Read the listing below and copy out every line that holds "makes".

══════════════════════════════

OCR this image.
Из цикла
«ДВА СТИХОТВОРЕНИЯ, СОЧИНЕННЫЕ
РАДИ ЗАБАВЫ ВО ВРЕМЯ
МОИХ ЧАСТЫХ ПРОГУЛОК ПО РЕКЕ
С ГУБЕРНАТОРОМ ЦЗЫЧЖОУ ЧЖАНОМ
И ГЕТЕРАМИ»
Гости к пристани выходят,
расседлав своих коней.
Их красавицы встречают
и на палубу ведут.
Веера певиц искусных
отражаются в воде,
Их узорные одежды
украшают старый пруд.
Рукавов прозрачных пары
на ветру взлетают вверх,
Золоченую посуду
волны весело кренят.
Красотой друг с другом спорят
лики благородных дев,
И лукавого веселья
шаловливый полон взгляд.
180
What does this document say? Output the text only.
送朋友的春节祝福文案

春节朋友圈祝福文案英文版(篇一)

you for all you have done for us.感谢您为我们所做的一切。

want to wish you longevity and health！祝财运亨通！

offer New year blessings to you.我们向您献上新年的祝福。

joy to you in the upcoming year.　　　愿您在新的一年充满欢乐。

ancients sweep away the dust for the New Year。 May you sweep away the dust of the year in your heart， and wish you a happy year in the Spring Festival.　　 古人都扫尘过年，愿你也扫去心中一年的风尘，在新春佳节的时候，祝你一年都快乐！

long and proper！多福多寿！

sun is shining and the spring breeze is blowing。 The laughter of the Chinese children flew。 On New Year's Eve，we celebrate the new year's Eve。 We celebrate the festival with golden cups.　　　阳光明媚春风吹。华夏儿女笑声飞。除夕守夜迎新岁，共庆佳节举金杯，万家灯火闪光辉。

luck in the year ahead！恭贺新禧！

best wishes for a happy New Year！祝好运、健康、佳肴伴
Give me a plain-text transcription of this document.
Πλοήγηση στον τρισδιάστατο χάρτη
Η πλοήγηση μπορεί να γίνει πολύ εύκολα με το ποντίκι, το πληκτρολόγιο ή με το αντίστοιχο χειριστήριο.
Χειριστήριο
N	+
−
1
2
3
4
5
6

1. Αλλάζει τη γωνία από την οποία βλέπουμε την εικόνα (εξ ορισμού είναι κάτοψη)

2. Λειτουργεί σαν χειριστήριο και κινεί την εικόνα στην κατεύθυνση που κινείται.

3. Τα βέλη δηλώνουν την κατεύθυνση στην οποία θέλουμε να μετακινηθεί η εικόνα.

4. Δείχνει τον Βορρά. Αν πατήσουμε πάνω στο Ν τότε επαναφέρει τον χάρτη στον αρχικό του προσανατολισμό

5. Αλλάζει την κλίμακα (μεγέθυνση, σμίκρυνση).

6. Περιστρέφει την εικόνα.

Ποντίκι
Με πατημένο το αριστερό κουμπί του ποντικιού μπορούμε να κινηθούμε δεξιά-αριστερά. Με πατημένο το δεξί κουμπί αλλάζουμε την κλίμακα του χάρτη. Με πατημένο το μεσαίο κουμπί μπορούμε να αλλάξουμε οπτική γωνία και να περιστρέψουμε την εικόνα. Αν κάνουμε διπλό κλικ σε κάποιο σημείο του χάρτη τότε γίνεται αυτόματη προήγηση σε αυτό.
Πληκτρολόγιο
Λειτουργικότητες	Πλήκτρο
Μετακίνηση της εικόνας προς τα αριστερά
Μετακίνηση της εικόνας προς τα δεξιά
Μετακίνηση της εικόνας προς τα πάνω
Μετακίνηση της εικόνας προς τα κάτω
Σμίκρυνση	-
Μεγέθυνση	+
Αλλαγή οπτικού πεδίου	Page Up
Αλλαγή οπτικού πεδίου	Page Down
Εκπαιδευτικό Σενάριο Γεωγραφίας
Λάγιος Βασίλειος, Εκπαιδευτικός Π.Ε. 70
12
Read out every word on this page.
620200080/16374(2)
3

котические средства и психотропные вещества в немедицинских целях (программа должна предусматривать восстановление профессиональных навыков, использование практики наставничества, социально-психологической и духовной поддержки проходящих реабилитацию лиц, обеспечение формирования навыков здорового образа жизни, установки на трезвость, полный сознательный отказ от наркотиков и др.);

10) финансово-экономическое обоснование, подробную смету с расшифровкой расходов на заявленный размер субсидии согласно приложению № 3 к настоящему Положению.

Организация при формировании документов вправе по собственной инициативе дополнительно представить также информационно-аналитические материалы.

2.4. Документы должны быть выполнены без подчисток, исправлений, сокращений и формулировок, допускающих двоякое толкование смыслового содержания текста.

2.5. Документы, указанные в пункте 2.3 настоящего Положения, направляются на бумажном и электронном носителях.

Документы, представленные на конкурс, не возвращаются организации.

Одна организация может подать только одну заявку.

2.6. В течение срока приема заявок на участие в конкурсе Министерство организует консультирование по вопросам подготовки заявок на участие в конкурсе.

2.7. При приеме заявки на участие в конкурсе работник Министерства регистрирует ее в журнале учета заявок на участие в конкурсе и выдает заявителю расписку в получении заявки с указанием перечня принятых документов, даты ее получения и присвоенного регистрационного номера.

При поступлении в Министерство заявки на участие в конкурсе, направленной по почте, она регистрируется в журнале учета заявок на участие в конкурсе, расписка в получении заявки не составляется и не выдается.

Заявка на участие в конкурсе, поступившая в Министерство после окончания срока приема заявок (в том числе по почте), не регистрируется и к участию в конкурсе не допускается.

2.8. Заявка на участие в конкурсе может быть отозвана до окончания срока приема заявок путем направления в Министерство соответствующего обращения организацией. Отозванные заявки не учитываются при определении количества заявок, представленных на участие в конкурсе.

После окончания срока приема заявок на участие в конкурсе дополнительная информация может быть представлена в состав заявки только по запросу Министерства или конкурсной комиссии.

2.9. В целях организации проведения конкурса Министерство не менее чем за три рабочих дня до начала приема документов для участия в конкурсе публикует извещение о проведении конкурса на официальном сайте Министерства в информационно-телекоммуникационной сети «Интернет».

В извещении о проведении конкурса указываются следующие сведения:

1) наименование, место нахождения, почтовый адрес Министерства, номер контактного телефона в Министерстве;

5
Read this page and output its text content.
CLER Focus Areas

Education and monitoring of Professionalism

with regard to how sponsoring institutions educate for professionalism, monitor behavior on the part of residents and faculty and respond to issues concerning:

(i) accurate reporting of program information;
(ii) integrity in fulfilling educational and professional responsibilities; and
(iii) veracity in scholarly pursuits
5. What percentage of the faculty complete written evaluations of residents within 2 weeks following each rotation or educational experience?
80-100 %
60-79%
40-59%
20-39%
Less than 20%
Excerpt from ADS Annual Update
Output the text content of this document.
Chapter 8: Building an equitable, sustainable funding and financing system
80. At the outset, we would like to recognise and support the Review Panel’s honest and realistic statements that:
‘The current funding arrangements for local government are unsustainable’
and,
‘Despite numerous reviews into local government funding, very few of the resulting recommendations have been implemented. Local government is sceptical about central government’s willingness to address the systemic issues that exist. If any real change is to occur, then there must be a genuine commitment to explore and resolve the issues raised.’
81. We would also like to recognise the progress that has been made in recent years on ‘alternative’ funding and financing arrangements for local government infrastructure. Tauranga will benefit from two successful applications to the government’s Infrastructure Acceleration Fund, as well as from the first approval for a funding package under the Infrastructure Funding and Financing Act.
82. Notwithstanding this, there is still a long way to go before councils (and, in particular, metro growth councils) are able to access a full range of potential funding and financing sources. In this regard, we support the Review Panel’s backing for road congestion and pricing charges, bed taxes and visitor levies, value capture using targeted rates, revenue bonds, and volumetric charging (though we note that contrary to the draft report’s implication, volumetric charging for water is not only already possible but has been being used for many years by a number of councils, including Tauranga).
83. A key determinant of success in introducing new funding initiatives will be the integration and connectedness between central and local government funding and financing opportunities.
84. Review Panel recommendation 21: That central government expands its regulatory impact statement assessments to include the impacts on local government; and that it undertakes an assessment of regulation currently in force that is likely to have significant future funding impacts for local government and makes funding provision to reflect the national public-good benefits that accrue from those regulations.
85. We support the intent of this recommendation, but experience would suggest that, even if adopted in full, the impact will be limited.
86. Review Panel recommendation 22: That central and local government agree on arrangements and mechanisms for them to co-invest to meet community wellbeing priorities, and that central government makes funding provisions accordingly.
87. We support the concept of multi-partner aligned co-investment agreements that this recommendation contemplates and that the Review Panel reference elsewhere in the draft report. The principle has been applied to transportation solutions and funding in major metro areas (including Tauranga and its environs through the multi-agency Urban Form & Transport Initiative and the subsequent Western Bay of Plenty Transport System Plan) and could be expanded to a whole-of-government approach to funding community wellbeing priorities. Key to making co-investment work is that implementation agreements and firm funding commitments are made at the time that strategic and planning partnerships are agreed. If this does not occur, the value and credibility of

══════════════════════════════

» SOLUTION TO THIS TASK:
84. Review Panel recommendation 21: That central government expands its regulatory impact statement assessments to include the impacts on local government; and that it undertakes an assessment of regulation currently in force that is likely to have significant future funding impacts for local government and makes funding provision to reflect the national public-good benefits that accrue from those regulations.
86. Review Panel recommendation 22: That central and local government agree on arrangements and mechanisms for them to co-invest to meet community wellbeing priorities, and that central government makes funding provisions accordingly.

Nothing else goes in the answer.